Recorded data:
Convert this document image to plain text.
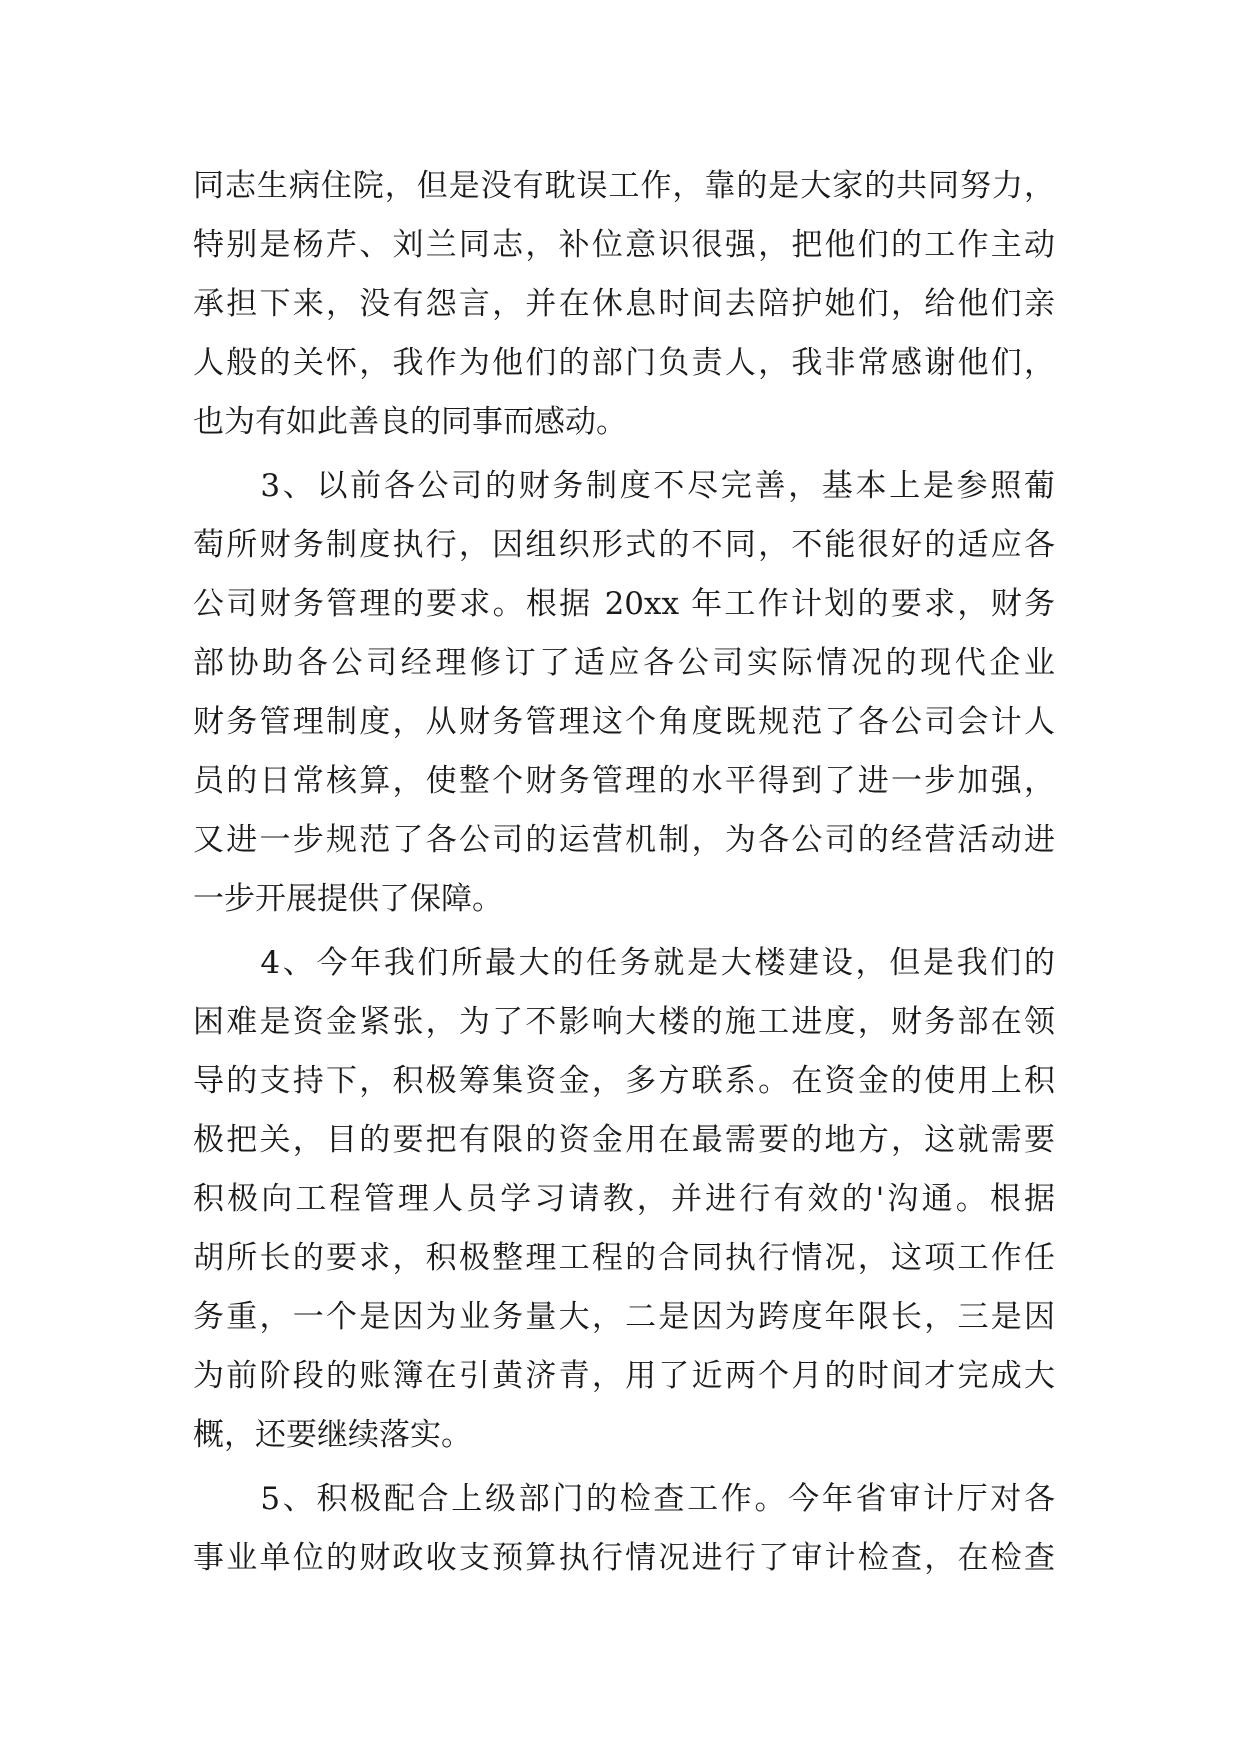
同志生病住院，但是没有耽误工作，靠的是大家的共同努力，
特别是杨芹、刘兰同志，补位意识很强，把他们的工作主动
承担下来，没有怨言，并在休息时间去陪护她们，给他们亲
人般的关怀，我作为他们的部门负责人，我非常感谢他们，
也为有如此善良的同事而感动。
　　3、以前各公司的财务制度不尽完善，基本上是参照葡
萄所财务制度执行，因组织形式的不同，不能很好的适应各
公司财务管理的要求。根据 20xx 年工作计划的要求，财务
部协助各公司经理修订了适应各公司实际情况的现代企业
财务管理制度，从财务管理这个角度既规范了各公司会计人
员的日常核算，使整个财务管理的水平得到了进一步加强，
又进一步规范了各公司的运营机制，为各公司的经营活动进
一步开展提供了保障。
　　4、今年我们所最大的任务就是大楼建设，但是我们的
困难是资金紧张，为了不影响大楼的施工进度，财务部在领
导的支持下，积极筹集资金，多方联系。在资金的使用上积
极把关，目的要把有限的资金用在最需要的地方，这就需要
积极向工程管理人员学习请教，并进行有效的'沟通。根据
胡所长的要求，积极整理工程的合同执行情况，这项工作任
务重，一个是因为业务量大，二是因为跨度年限长，三是因
为前阶段的账簿在引黄济青，用了近两个月的时间才完成大
概，还要继续落实。
　　5、积极配合上级部门的检查工作。今年省审计厅对各
事业单位的财政收支预算执行情况进行了审计检查，在检查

Problem statement: Transcribe the listing in full. Omit the pictures and keep every line exact.

Complete response:
Convert this document image to plain text.
同志生病住院，但是没有耽误工作，靠的是大家的共同努力，
特别是杨芹、刘兰同志，补位意识很强，把他们的工作主动
承担下来，没有怨言，并在休息时间去陪护她们，给他们亲
人般的关怀，我作为他们的部门负责人，我非常感谢他们，
也为有如此善良的同事而感动。
　　3、以前各公司的财务制度不尽完善，基本上是参照葡
萄所财务制度执行，因组织形式的不同，不能很好的适应各
公司财务管理的要求。根据 20xx 年工作计划的要求，财务
部协助各公司经理修订了适应各公司实际情况的现代企业
财务管理制度，从财务管理这个角度既规范了各公司会计人
员的日常核算，使整个财务管理的水平得到了进一步加强，
又进一步规范了各公司的运营机制，为各公司的经营活动进
一步开展提供了保障。
　　4、今年我们所最大的任务就是大楼建设，但是我们的
困难是资金紧张，为了不影响大楼的施工进度，财务部在领
导的支持下，积极筹集资金，多方联系。在资金的使用上积
极把关，目的要把有限的资金用在最需要的地方，这就需要
积极向工程管理人员学习请教，并进行有效的'沟通。根据
胡所长的要求，积极整理工程的合同执行情况，这项工作任
务重，一个是因为业务量大，二是因为跨度年限长，三是因
为前阶段的账簿在引黄济青，用了近两个月的时间才完成大
概，还要继续落实。
　　5、积极配合上级部门的检查工作。今年省审计厅对各
事业单位的财政收支预算执行情况进行了审计检查，在检查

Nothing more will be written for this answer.